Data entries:

↓

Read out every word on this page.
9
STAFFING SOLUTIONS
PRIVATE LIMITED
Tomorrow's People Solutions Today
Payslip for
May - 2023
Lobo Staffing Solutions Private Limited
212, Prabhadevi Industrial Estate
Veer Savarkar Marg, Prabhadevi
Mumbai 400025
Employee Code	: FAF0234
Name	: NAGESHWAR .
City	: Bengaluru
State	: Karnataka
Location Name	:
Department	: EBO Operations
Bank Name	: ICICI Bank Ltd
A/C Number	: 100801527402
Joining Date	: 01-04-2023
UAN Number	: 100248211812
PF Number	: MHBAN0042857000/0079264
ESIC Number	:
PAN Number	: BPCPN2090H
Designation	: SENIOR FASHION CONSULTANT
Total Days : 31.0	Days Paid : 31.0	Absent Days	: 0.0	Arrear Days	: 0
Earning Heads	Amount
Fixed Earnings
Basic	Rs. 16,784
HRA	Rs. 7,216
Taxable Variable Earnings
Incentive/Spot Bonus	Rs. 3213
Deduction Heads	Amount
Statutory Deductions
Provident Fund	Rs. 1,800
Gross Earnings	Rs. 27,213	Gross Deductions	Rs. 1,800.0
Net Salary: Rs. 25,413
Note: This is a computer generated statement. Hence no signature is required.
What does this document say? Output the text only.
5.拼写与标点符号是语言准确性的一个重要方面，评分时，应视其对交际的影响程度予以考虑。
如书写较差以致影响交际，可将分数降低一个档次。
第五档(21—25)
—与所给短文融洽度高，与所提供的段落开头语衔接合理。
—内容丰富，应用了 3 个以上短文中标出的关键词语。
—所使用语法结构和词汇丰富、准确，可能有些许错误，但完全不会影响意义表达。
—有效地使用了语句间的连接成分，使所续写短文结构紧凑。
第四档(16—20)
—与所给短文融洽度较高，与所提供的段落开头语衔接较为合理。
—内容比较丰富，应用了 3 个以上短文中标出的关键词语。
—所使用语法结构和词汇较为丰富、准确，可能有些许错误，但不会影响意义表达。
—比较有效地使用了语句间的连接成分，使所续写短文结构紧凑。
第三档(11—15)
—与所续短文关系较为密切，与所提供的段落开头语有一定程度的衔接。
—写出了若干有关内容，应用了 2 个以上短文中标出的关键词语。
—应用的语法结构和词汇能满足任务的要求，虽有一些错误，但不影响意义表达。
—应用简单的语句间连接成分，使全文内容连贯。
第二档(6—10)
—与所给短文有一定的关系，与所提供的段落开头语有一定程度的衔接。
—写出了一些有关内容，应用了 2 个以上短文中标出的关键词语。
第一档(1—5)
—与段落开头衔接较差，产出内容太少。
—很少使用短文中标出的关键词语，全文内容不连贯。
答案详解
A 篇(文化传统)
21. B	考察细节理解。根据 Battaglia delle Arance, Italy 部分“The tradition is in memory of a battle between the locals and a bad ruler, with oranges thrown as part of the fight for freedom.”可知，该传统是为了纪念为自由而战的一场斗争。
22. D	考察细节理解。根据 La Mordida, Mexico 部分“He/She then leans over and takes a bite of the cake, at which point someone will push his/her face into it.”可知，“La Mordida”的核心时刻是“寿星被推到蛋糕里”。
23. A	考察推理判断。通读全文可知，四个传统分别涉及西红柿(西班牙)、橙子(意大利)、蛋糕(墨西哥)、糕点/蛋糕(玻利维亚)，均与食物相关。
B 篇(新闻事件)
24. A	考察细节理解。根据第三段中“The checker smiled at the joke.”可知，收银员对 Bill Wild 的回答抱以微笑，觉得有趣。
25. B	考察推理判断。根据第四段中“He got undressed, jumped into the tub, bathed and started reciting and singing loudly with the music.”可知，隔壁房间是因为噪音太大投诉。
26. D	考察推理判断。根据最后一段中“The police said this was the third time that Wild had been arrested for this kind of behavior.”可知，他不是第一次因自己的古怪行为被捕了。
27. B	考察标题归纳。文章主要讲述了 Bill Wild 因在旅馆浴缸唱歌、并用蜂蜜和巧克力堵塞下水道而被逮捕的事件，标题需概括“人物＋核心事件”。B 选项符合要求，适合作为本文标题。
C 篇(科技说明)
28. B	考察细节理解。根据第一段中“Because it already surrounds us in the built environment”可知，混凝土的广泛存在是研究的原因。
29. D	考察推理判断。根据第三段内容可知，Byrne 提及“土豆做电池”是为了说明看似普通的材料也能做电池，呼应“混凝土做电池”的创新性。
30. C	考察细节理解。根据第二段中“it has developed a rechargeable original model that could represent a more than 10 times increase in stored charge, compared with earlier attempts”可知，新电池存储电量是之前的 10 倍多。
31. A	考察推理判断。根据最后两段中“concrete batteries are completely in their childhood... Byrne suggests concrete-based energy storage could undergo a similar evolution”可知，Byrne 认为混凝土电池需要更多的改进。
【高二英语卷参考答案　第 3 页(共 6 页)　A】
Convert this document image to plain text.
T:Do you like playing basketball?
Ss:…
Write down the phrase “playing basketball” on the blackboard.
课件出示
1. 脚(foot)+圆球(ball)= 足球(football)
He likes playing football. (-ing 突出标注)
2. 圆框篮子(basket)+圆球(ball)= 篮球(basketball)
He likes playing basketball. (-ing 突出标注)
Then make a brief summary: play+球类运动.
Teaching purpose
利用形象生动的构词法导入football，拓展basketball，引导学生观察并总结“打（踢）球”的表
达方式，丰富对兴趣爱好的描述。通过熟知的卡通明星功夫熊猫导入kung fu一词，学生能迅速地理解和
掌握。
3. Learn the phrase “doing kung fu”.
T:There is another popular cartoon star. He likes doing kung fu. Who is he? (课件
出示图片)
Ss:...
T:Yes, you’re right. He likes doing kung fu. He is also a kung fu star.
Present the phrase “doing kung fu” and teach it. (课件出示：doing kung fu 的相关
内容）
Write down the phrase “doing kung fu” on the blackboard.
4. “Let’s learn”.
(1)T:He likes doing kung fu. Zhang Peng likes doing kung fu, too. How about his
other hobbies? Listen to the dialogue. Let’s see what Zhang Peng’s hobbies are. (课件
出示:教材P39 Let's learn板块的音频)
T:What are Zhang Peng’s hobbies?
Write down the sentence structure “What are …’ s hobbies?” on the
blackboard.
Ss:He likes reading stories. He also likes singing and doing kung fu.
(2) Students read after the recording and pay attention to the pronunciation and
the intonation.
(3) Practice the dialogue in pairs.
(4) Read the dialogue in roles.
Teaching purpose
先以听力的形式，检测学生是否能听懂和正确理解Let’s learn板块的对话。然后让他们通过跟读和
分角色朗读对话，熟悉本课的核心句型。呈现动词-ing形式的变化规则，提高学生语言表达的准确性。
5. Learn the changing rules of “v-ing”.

↑

### GIVEN INSTRUCTION
Every entry must be output again, exactly as written above.

### WRITTEN RESPONSE
Read out every word on this page.
9
STAFFING SOLUTIONS
PRIVATE LIMITED
Tomorrow's People Solutions Today
Payslip for
May - 2023
Lobo Staffing Solutions Private Limited
212, Prabhadevi Industrial Estate
Veer Savarkar Marg, Prabhadevi
Mumbai 400025
Employee Code	: FAF0234
Name	: NAGESHWAR .
City	: Bengaluru
State	: Karnataka
Location Name	:
Department	: EBO Operations
Bank Name	: ICICI Bank Ltd
A/C Number	: 100801527402
Joining Date	: 01-04-2023
UAN Number	: 100248211812
PF Number	: MHBAN0042857000/0079264
ESIC Number	:
PAN Number	: BPCPN2090H
Designation	: SENIOR FASHION CONSULTANT
Total Days : 31.0	Days Paid : 31.0	Absent Days	: 0.0	Arrear Days	: 0
Earning Heads	Amount
Fixed Earnings
Basic	Rs. 16,784
HRA	Rs. 7,216
Taxable Variable Earnings
Incentive/Spot Bonus	Rs. 3213
Deduction Heads	Amount
Statutory Deductions
Provident Fund	Rs. 1,800
Gross Earnings	Rs. 27,213	Gross Deductions	Rs. 1,800.0
Net Salary: Rs. 25,413
Note: This is a computer generated statement. Hence no signature is required.
What does this document say? Output the text only.
5.拼写与标点符号是语言准确性的一个重要方面，评分时，应视其对交际的影响程度予以考虑。
如书写较差以致影响交际，可将分数降低一个档次。
第五档(21—25)
—与所给短文融洽度高，与所提供的段落开头语衔接合理。
—内容丰富，应用了 3 个以上短文中标出的关键词语。
—所使用语法结构和词汇丰富、准确，可能有些许错误，但完全不会影响意义表达。
—有效地使用了语句间的连接成分，使所续写短文结构紧凑。
第四档(16—20)
—与所给短文融洽度较高，与所提供的段落开头语衔接较为合理。
—内容比较丰富，应用了 3 个以上短文中标出的关键词语。
—所使用语法结构和词汇较为丰富、准确，可能有些许错误，但不会影响意义表达。
—比较有效地使用了语句间的连接成分，使所续写短文结构紧凑。
第三档(11—15)
—与所续短文关系较为密切，与所提供的段落开头语有一定程度的衔接。
—写出了若干有关内容，应用了 2 个以上短文中标出的关键词语。
—应用的语法结构和词汇能满足任务的要求，虽有一些错误，但不影响意义表达。
—应用简单的语句间连接成分，使全文内容连贯。
第二档(6—10)
—与所给短文有一定的关系，与所提供的段落开头语有一定程度的衔接。
—写出了一些有关内容，应用了 2 个以上短文中标出的关键词语。
第一档(1—5)
—与段落开头衔接较差，产出内容太少。
—很少使用短文中标出的关键词语，全文内容不连贯。
答案详解
A 篇(文化传统)
21. B	考察细节理解。根据 Battaglia delle Arance, Italy 部分“The tradition is in memory of a battle between the locals and a bad ruler, with oranges thrown as part of the fight for freedom.”可知，该传统是为了纪念为自由而战的一场斗争。
22. D	考察细节理解。根据 La Mordida, Mexico 部分“He/She then leans over and takes a bite of the cake, at which point someone will push his/her face into it.”可知，“La Mordida”的核心时刻是“寿星被推到蛋糕里”。
23. A	考察推理判断。通读全文可知，四个传统分别涉及西红柿(西班牙)、橙子(意大利)、蛋糕(墨西哥)、糕点/蛋糕(玻利维亚)，均与食物相关。
B 篇(新闻事件)
24. A	考察细节理解。根据第三段中“The checker smiled at the joke.”可知，收银员对 Bill Wild 的回答抱以微笑，觉得有趣。
25. B	考察推理判断。根据第四段中“He got undressed, jumped into the tub, bathed and started reciting and singing loudly with the music.”可知，隔壁房间是因为噪音太大投诉。
26. D	考察推理判断。根据最后一段中“The police said this was the third time that Wild had been arrested for this kind of behavior.”可知，他不是第一次因自己的古怪行为被捕了。
27. B	考察标题归纳。文章主要讲述了 Bill Wild 因在旅馆浴缸唱歌、并用蜂蜜和巧克力堵塞下水道而被逮捕的事件，标题需概括“人物＋核心事件”。B 选项符合要求，适合作为本文标题。
C 篇(科技说明)
28. B	考察细节理解。根据第一段中“Because it already surrounds us in the built environment”可知，混凝土的广泛存在是研究的原因。
29. D	考察推理判断。根据第三段内容可知，Byrne 提及“土豆做电池”是为了说明看似普通的材料也能做电池，呼应“混凝土做电池”的创新性。
30. C	考察细节理解。根据第二段中“it has developed a rechargeable original model that could represent a more than 10 times increase in stored charge, compared with earlier attempts”可知，新电池存储电量是之前的 10 倍多。
31. A	考察推理判断。根据最后两段中“concrete batteries are completely in their childhood... Byrne suggests concrete-based energy storage could undergo a similar evolution”可知，Byrne 认为混凝土电池需要更多的改进。
【高二英语卷参考答案　第 3 页(共 6 页)　A】
Convert this document image to plain text.
T:Do you like playing basketball?
Ss:…
Write down the phrase “playing basketball” on the blackboard.
课件出示
1. 脚(foot)+圆球(ball)= 足球(football)
He likes playing football. (-ing 突出标注)
2. 圆框篮子(basket)+圆球(ball)= 篮球(basketball)
He likes playing basketball. (-ing 突出标注)
Then make a brief summary: play+球类运动.
Teaching purpose
利用形象生动的构词法导入football，拓展basketball，引导学生观察并总结“打（踢）球”的表
达方式，丰富对兴趣爱好的描述。通过熟知的卡通明星功夫熊猫导入kung fu一词，学生能迅速地理解和
掌握。
3. Learn the phrase “doing kung fu”.
T:There is another popular cartoon star. He likes doing kung fu. Who is he? (课件
出示图片)
Ss:...
T:Yes, you’re right. He likes doing kung fu. He is also a kung fu star.
Present the phrase “doing kung fu” and teach it. (课件出示：doing kung fu 的相关
内容）
Write down the phrase “doing kung fu” on the blackboard.
4. “Let’s learn”.
(1)T:He likes doing kung fu. Zhang Peng likes doing kung fu, too. How about his
other hobbies? Listen to the dialogue. Let’s see what Zhang Peng’s hobbies are. (课件
出示:教材P39 Let's learn板块的音频)
T:What are Zhang Peng’s hobbies?
Write down the sentence structure “What are …’ s hobbies?” on the
blackboard.
Ss:He likes reading stories. He also likes singing and doing kung fu.
(2) Students read after the recording and pay attention to the pronunciation and
the intonation.
(3) Practice the dialogue in pairs.
(4) Read the dialogue in roles.
Teaching purpose
先以听力的形式，检测学生是否能听懂和正确理解Let’s learn板块的对话。然后让他们通过跟读和
分角色朗读对话，熟悉本课的核心句型。呈现动词-ing形式的变化规则，提高学生语言表达的准确性。
5. Learn the changing rules of “v-ing”.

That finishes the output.